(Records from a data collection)
************

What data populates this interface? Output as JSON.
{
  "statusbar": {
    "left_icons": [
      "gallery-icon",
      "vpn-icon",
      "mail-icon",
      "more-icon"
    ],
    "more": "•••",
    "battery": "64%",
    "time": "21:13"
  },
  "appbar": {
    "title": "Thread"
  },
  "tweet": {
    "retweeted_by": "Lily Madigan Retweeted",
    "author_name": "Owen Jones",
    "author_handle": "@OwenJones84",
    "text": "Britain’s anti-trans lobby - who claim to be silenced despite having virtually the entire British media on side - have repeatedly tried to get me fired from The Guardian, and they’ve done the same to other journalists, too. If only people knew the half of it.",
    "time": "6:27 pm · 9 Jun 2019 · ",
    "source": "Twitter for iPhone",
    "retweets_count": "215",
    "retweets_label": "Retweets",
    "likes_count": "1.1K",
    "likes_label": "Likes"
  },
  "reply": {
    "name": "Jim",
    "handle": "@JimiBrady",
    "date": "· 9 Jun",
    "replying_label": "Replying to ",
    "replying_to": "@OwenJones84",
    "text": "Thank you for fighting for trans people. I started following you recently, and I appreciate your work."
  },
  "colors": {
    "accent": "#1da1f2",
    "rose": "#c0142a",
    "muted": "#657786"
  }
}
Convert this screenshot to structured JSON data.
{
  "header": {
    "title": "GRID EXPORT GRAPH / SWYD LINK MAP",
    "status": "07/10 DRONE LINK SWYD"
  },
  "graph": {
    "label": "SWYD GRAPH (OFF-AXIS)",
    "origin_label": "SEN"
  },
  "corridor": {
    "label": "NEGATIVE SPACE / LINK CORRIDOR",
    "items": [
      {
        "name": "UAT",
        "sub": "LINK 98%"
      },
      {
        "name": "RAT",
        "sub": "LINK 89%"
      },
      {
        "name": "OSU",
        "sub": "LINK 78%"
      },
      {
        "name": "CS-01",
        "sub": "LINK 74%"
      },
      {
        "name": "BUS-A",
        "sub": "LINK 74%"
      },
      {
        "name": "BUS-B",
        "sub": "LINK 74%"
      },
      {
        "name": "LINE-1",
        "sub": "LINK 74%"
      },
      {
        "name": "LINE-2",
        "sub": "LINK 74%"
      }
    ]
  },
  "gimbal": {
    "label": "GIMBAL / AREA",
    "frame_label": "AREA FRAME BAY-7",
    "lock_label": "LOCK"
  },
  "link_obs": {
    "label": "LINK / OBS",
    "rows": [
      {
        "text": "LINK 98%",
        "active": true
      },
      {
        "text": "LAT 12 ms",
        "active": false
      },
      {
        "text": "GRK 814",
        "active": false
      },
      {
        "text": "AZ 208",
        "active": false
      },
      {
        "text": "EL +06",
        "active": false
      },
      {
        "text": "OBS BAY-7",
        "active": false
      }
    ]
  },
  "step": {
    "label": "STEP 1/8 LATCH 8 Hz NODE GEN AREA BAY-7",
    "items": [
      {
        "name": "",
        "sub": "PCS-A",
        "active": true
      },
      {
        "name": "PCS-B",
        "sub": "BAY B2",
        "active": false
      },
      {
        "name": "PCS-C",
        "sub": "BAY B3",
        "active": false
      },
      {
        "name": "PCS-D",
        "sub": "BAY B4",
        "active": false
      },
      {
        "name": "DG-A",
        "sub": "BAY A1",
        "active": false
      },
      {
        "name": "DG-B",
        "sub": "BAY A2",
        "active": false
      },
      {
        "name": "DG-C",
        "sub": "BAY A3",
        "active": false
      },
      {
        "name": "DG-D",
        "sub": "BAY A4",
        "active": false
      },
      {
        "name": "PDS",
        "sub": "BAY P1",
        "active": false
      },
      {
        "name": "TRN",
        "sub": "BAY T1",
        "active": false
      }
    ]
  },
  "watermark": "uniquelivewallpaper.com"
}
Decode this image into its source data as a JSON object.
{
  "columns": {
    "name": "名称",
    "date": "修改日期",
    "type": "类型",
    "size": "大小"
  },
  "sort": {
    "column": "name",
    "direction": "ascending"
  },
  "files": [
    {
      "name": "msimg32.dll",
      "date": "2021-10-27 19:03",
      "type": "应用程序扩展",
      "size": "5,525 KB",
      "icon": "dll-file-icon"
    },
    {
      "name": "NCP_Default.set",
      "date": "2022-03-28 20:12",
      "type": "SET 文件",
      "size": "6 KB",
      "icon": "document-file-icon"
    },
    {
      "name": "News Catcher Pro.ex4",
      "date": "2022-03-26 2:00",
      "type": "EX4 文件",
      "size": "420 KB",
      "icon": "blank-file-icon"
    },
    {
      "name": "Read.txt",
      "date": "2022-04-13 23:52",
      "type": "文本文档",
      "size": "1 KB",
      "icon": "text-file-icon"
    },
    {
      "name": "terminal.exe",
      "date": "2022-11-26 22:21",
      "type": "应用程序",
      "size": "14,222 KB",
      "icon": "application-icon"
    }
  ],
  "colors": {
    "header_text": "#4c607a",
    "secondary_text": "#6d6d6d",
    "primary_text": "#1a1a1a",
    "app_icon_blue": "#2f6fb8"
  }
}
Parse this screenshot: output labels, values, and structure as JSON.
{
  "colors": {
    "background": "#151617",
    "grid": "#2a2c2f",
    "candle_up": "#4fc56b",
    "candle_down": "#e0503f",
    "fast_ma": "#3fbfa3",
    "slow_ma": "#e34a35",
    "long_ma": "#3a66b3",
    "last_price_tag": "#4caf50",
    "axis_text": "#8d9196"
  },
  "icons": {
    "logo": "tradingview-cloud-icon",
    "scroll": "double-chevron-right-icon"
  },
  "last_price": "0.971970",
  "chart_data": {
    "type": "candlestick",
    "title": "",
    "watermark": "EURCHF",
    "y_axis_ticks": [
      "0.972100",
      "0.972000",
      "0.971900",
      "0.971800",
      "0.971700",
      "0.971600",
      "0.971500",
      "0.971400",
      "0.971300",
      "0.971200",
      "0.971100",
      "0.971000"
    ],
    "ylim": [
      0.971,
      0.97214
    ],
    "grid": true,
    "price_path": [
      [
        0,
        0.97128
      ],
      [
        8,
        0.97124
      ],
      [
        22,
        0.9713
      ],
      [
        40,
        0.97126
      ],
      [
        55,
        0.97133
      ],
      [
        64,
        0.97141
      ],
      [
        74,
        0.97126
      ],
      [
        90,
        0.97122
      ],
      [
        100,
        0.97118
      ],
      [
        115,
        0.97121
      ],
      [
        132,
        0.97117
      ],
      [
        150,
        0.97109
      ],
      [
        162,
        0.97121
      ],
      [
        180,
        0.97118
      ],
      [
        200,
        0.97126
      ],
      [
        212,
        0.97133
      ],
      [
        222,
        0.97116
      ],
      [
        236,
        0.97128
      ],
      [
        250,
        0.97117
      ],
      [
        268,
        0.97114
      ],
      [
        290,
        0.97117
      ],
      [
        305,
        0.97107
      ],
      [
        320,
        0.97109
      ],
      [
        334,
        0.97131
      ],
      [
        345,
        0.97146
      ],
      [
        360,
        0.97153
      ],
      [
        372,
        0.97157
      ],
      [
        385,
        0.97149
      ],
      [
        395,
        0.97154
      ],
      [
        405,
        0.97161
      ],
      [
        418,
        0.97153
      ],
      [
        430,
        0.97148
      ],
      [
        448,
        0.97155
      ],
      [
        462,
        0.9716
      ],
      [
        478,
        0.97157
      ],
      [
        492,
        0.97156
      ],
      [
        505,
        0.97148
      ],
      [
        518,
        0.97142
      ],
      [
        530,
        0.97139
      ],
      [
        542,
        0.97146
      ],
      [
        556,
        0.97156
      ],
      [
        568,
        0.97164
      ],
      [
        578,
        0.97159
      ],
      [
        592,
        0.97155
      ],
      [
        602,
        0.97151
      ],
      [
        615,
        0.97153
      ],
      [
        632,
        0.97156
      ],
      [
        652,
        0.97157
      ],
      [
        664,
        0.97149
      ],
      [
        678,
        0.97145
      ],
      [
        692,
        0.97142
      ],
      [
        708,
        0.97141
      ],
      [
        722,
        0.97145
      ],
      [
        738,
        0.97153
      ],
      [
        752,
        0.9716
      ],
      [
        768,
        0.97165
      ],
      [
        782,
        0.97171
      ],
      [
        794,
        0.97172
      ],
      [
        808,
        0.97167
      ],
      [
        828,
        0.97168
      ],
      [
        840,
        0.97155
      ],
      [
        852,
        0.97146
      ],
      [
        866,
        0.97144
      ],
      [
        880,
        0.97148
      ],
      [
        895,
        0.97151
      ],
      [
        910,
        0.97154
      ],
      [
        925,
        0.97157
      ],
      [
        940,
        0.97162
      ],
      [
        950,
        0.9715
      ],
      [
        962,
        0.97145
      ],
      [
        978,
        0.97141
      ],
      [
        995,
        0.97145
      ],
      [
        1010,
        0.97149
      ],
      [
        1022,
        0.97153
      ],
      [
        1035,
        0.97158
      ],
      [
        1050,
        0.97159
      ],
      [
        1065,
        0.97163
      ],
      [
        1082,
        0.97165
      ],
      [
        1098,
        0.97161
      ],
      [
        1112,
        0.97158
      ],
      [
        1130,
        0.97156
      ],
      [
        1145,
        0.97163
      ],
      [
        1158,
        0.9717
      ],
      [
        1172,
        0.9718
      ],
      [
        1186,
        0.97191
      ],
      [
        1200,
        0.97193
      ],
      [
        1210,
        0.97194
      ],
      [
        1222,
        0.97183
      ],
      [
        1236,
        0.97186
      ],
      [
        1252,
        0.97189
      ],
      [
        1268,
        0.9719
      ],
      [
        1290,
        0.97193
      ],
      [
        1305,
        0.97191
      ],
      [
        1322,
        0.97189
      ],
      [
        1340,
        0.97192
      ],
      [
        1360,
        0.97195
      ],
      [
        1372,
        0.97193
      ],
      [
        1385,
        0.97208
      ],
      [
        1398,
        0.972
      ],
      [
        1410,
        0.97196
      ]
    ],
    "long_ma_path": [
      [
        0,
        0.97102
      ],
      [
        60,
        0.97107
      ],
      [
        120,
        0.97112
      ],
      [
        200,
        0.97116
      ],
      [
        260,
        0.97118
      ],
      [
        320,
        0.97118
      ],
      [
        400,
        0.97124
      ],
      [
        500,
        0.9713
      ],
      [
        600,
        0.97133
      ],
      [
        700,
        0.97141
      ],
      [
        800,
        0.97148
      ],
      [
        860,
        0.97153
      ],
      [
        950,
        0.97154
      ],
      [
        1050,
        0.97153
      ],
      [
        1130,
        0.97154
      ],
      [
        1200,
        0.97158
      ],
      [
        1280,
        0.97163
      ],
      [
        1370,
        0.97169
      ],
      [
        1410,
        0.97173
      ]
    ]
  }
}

************

Select every line where the word "SWYD" occurs.

In response
    "title": "GRID EXPORT GRAPH / SWYD LINK MAP",
    "status": "07/10 DRONE LINK SWYD"
    "label": "SWYD GRAPH (OFF-AXIS)",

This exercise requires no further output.